→ **Records to use**
※ ※ ※

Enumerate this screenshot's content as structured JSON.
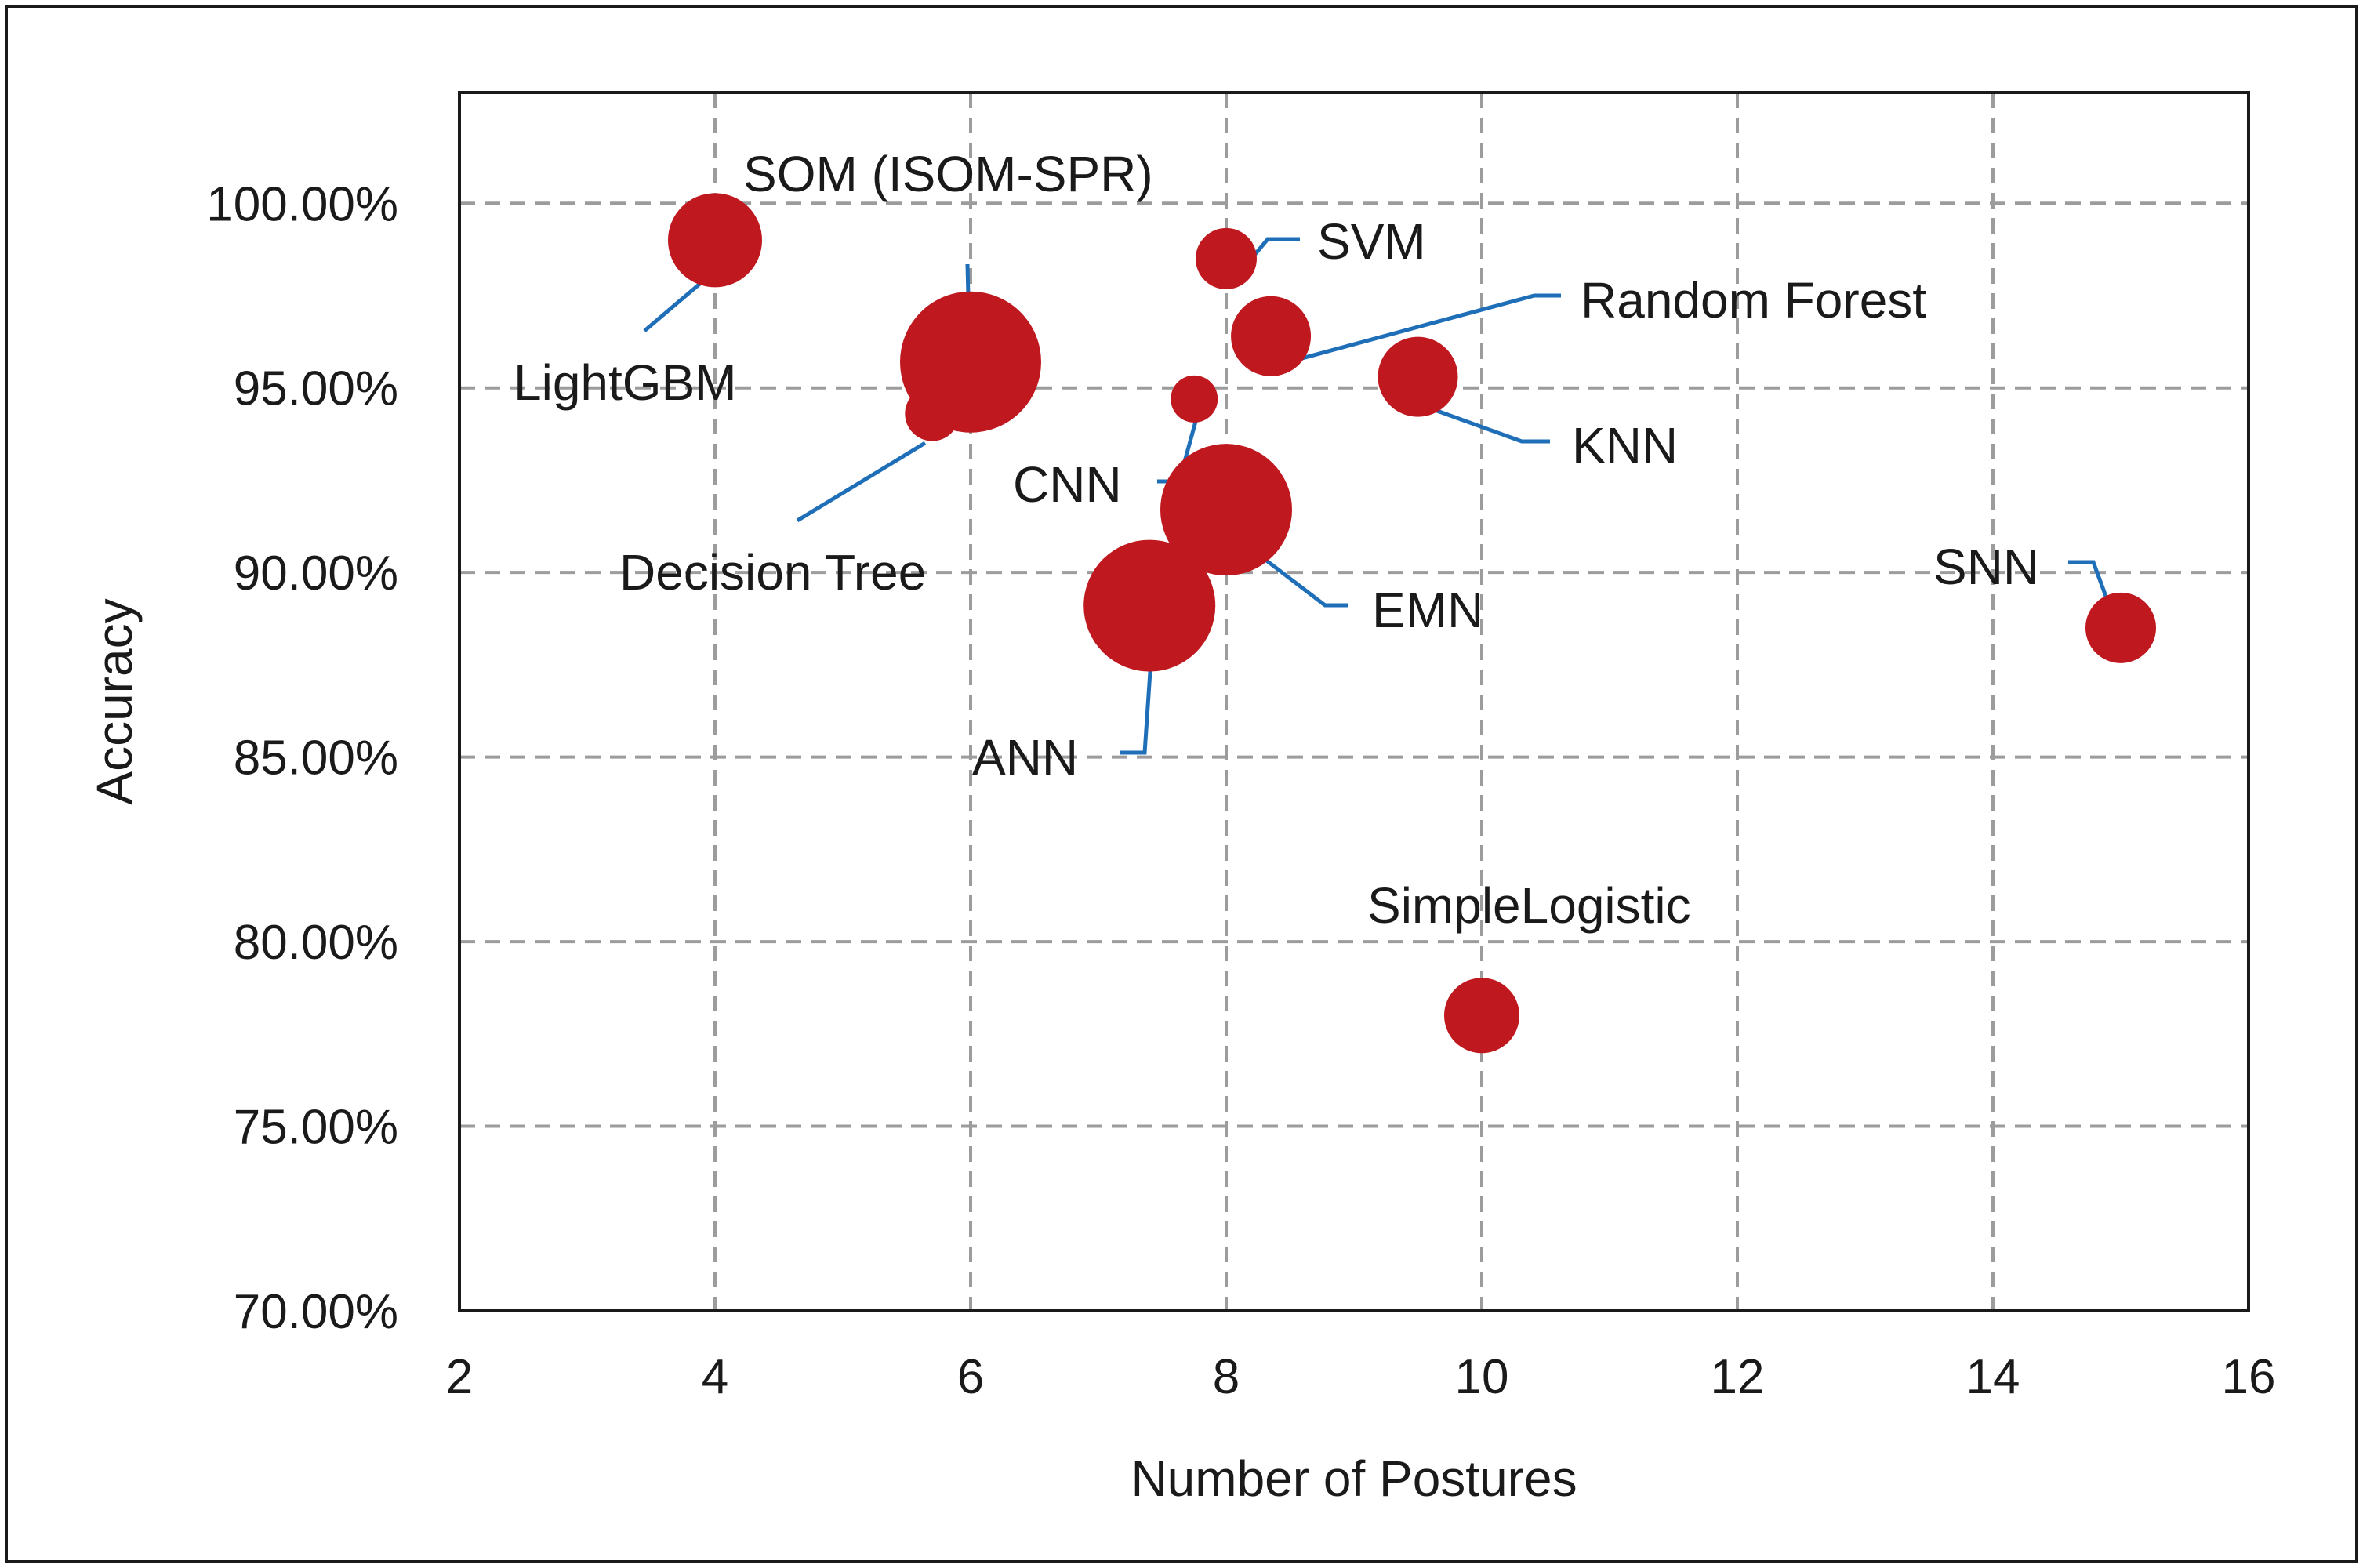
{
  "chart_data": {
    "type": "scatter",
    "subtype": "bubble",
    "title": "",
    "xlabel": "Number of Postures",
    "ylabel": "Accuracy",
    "xlim": [
      2,
      16
    ],
    "ylim": [
      0.7,
      1.03
    ],
    "x_ticks": [
      2,
      4,
      6,
      8,
      10,
      12,
      14,
      16
    ],
    "x_tick_labels": [
      "2",
      "4",
      "6",
      "8",
      "10",
      "12",
      "14",
      "16"
    ],
    "y_ticks": [
      0.7,
      0.75,
      0.8,
      0.85,
      0.9,
      0.95,
      1.0
    ],
    "y_tick_labels": [
      "70.00%",
      "75.00%",
      "80.00%",
      "85.00%",
      "90.00%",
      "95.00%",
      "100.00%"
    ],
    "grid": true,
    "legend": "none",
    "colors": {
      "point": "#c0181f",
      "leader": "#1f6fb8",
      "grid": "#9c9c9c",
      "axis": "#1a1a1a"
    },
    "points": [
      {
        "label": "LightGBM",
        "x": 4.0,
        "y": 0.99,
        "size": 1.0
      },
      {
        "label": "SOM (ISOM-SPR)",
        "x": 6.0,
        "y": 0.957,
        "size": 1.5
      },
      {
        "label": "Decision Tree",
        "x": 5.7,
        "y": 0.943,
        "size": 0.58
      },
      {
        "label": "SVM",
        "x": 8.0,
        "y": 0.985,
        "size": 0.65
      },
      {
        "label": "Random Forest",
        "x": 8.35,
        "y": 0.964,
        "size": 0.85
      },
      {
        "label": "CNN",
        "x": 7.75,
        "y": 0.947,
        "size": 0.5
      },
      {
        "label": "KNN",
        "x": 9.5,
        "y": 0.953,
        "size": 0.85
      },
      {
        "label": "EMN",
        "x": 8.0,
        "y": 0.917,
        "size": 1.4
      },
      {
        "label": "ANN",
        "x": 7.4,
        "y": 0.891,
        "size": 1.4
      },
      {
        "label": "SNN",
        "x": 15.0,
        "y": 0.885,
        "size": 0.75
      },
      {
        "label": "SimpleLogistic",
        "x": 10.0,
        "y": 0.78,
        "size": 0.8
      }
    ]
  }
}
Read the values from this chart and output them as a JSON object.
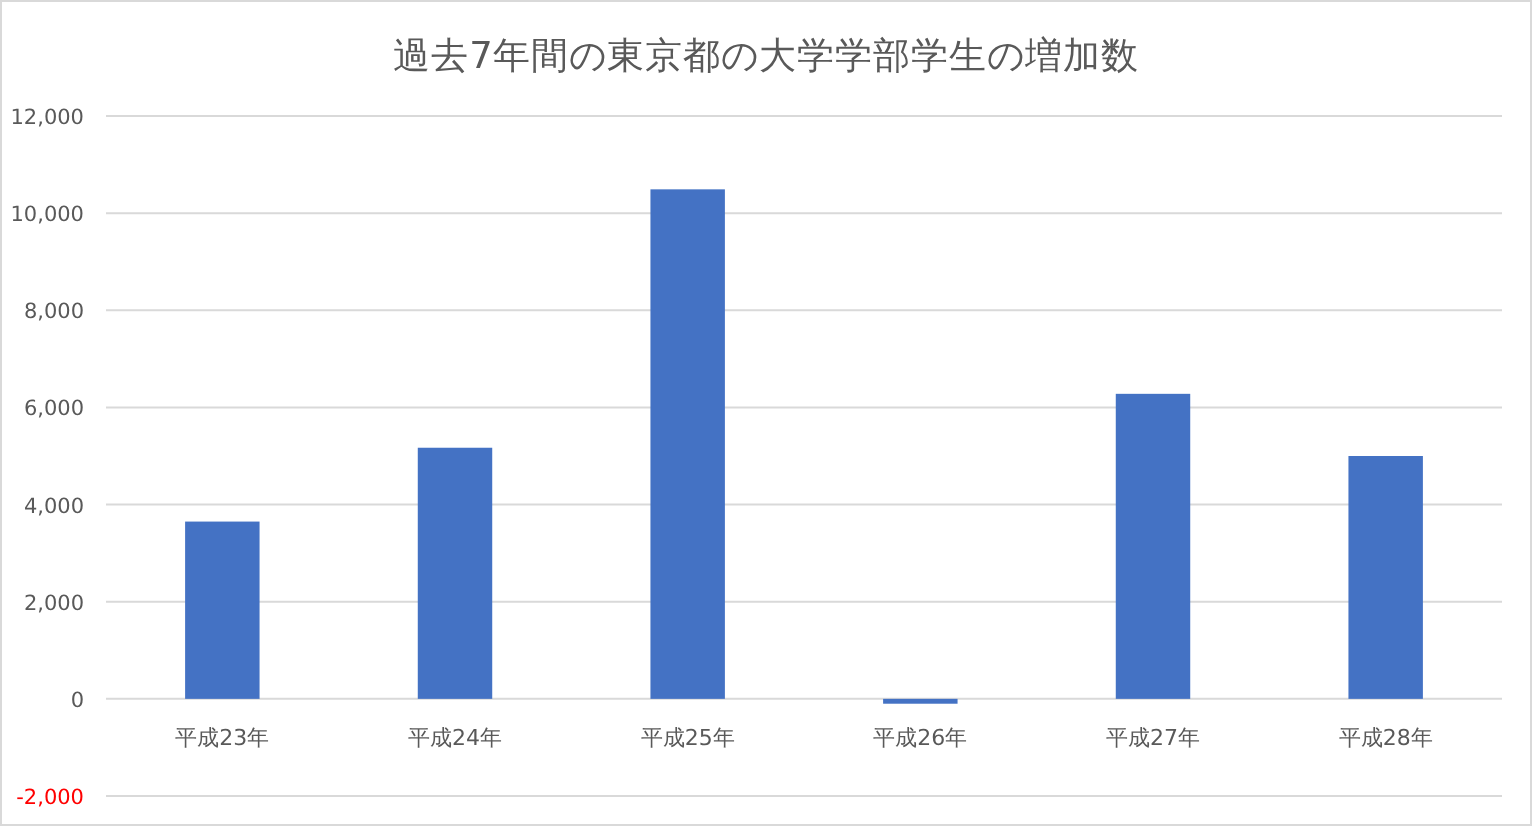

※ ※ ※

→ **Request**
From the data, list each line in which the string "size" appears.

→ **Written solution**
        "size": 1.0
        "size": 1.5
        "size": 0.58
        "size": 0.65
        "size": 0.85
        "size": 0.5
        "size": 0.85
        "size": 1.4
        "size": 1.4
        "size": 0.75
        "size": 0.8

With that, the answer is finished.